* **What the task requires**
Find and copy every line in the records that includes the string "రజలక".

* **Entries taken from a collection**
-- BEGIN --
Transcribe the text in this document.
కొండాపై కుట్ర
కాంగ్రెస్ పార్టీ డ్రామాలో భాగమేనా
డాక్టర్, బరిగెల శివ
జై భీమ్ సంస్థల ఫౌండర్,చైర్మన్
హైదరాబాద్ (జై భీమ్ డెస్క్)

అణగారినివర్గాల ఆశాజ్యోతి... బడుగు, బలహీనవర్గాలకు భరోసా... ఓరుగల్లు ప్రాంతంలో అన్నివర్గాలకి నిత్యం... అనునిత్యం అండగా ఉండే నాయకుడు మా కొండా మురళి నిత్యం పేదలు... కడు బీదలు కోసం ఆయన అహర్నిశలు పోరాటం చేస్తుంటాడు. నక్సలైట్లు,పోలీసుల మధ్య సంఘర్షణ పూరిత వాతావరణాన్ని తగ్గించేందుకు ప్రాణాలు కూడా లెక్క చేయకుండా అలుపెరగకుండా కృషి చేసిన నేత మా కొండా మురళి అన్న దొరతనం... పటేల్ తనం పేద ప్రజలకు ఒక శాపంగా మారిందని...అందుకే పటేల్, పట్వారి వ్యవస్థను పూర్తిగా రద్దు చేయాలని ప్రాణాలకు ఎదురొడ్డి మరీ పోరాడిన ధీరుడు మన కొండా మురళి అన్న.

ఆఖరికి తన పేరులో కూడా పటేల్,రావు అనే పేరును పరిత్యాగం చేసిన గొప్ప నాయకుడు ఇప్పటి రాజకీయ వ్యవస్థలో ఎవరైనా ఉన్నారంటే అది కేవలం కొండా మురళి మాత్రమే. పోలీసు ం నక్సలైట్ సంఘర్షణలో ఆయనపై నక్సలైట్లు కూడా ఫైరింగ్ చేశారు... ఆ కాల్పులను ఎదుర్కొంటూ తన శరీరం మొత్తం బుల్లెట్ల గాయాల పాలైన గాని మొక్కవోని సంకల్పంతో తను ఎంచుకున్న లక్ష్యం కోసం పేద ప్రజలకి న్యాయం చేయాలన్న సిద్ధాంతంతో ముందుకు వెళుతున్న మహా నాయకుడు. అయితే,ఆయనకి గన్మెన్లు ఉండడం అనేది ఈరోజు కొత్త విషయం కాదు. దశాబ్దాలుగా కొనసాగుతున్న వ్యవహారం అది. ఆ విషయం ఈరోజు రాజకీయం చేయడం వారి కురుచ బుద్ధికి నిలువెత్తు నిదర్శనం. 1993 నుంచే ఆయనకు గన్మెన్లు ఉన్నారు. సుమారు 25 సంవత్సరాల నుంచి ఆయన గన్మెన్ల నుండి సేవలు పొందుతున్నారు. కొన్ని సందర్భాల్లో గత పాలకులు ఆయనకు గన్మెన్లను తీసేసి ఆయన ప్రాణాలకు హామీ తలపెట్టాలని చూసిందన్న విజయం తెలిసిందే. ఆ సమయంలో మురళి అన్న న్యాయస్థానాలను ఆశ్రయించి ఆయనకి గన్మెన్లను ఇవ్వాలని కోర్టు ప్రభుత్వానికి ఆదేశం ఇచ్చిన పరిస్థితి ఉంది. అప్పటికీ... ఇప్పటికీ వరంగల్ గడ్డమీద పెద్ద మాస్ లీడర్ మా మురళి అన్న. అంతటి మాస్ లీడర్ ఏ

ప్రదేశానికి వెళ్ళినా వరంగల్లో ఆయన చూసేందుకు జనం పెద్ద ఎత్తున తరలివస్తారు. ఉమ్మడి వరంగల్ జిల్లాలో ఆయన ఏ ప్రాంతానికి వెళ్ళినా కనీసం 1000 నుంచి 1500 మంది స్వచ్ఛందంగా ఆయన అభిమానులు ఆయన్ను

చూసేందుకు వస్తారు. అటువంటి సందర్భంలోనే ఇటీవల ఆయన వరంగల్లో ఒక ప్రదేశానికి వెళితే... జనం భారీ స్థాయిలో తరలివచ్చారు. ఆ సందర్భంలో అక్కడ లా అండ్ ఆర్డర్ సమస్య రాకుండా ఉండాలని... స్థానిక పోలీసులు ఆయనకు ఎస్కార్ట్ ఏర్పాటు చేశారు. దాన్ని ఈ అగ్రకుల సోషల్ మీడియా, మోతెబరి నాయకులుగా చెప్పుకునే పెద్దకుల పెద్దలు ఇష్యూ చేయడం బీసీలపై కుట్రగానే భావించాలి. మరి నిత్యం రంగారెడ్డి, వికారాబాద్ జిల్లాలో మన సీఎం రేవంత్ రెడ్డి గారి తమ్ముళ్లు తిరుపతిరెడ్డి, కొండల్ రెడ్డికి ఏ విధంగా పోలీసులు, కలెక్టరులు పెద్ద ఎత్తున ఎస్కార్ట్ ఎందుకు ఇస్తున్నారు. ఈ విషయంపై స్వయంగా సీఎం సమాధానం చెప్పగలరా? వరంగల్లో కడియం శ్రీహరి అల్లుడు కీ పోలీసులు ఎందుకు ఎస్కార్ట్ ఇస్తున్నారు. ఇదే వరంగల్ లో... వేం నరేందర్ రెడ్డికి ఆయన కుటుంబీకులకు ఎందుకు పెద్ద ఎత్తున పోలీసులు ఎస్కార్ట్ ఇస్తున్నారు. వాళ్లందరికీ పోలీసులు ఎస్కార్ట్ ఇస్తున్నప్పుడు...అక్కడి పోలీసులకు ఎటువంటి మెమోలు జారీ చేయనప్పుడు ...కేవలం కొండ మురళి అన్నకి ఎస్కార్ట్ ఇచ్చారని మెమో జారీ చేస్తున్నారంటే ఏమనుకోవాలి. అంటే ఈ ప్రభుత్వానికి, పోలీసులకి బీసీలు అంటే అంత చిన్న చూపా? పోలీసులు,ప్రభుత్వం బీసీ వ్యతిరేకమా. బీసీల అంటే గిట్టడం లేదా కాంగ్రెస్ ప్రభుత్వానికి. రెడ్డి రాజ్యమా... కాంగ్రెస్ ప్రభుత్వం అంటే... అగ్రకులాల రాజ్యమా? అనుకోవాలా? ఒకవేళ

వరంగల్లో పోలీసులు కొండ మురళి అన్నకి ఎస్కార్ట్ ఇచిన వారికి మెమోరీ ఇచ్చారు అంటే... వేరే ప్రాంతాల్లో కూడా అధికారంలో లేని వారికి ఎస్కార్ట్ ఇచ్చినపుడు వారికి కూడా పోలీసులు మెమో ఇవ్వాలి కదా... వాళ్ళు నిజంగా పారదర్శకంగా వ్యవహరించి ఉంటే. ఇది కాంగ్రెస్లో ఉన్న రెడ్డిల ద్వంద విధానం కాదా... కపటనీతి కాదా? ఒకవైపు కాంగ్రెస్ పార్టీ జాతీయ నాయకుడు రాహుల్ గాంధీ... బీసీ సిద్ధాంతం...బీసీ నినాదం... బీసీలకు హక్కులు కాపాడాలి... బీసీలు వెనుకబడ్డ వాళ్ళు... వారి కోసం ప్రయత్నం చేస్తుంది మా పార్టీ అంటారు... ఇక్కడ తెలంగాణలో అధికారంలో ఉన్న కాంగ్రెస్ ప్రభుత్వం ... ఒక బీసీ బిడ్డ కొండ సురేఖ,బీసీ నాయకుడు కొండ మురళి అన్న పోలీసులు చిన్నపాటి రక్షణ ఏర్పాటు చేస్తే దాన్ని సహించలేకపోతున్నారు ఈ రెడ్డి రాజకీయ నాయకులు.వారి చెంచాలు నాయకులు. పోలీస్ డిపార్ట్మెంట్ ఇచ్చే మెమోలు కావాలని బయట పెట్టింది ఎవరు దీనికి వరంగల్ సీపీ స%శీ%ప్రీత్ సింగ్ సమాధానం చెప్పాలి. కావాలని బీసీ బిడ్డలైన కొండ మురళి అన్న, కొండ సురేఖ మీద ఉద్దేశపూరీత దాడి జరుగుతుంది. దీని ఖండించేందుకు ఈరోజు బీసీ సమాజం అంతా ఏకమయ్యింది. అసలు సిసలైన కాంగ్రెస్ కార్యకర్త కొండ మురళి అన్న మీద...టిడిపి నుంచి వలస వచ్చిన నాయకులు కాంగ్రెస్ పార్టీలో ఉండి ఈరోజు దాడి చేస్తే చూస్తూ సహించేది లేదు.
-- END --
* **Exercise solution**
అణగారినివర్గాల ఆశాజ్యోతి... బడుగు, బలహీనవర్గాలకు భరోసా... ఓరుగల్లు ప్రాంతంలో అన్నివర్గాలకి నిత్యం... అనునిత్యం అండగా ఉండే నాయకుడు మా కొండా మురళి నిత్యం పేదలు... కడు బీదలు కోసం ఆయన అహర్నిశలు పోరాటం చేస్తుంటాడు. నక్సలైట్లు,పోలీసుల మధ్య సంఘర్షణ పూరిత వాతావరణాన్ని తగ్గించేందుకు ప్రాణాలు కూడా లెక్క చేయకుండా అలుపెరగకుండా కృషి చేసిన నేత మా కొండా మురళి అన్న దొరతనం... పటేల్ తనం పేద ప్రజలకు ఒక శాపంగా మారిందని...అందుకే పటేల్, పట్వారి వ్యవస్థను పూర్తిగా రద్దు చేయాలని ప్రాణాలకు ఎదురొడ్డి మరీ పోరాడిన ధీరుడు మన కొండా మురళి అన్న.
ఆఖరికి తన పేరులో కూడా పటేల్,రావు అనే పేరును పరిత్యాగం చేసిన గొప్ప నాయకుడు ఇప్పటి రాజకీయ వ్యవస్థలో ఎవరైనా ఉన్నారంటే అది కేవలం కొండా మురళి మాత్రమే. పోలీసు ం నక్సలైట్ సంఘర్షణలో ఆయనపై నక్సలైట్లు కూడా ఫైరింగ్ చేశారు... ఆ కాల్పులను ఎదుర్కొంటూ తన శరీరం మొత్తం బుల్లెట్ల గాయాల పాలైన గాని మొక్కవోని సంకల్పంతో తను ఎంచుకున్న లక్ష్యం కోసం పేద ప్రజలకి న్యాయం చేయాలన్న సిద్ధాంతంతో ముందుకు వెళుతున్న మహా నాయకుడు. అయితే,ఆయనకి గన్మెన్లు ఉండడం అనేది ఈరోజు కొత్త విషయం కాదు. దశాబ్దాలుగా కొనసాగుతున్న వ్యవహారం అది. ఆ విషయం ఈరోజు రాజకీయం చేయడం వారి కురుచ బుద్ధికి నిలువెత్తు నిదర్శనం. 1993 నుంచే ఆయనకు గన్మెన్లు ఉన్నారు. సుమారు 25 సంవత్సరాల నుంచి ఆయన గన్మెన్ల నుండి సేవలు పొందుతున్నారు. కొన్ని సందర్భాల్లో గత పాలకులు ఆయనకు గన్మెన్లను తీసేసి ఆయన ప్రాణాలకు హామీ తలపెట్టాలని చూసిందన్న విజయం తెలిసిందే. ఆ సమయంలో మురళి అన్న న్యాయస్థానాలను ఆశ్రయించి ఆయనకి గన్మెన్లను ఇవ్వాలని కోర్టు ప్రభుత్వానికి ఆదేశం ఇచ్చిన పరిస్థితి ఉంది. అప్పటికీ... ఇప్పటికీ వరంగల్ గడ్డమీద పెద్ద మాస్ లీడర్ మా మురళి అన్న. అంతటి మాస్ లీడర్ ఏ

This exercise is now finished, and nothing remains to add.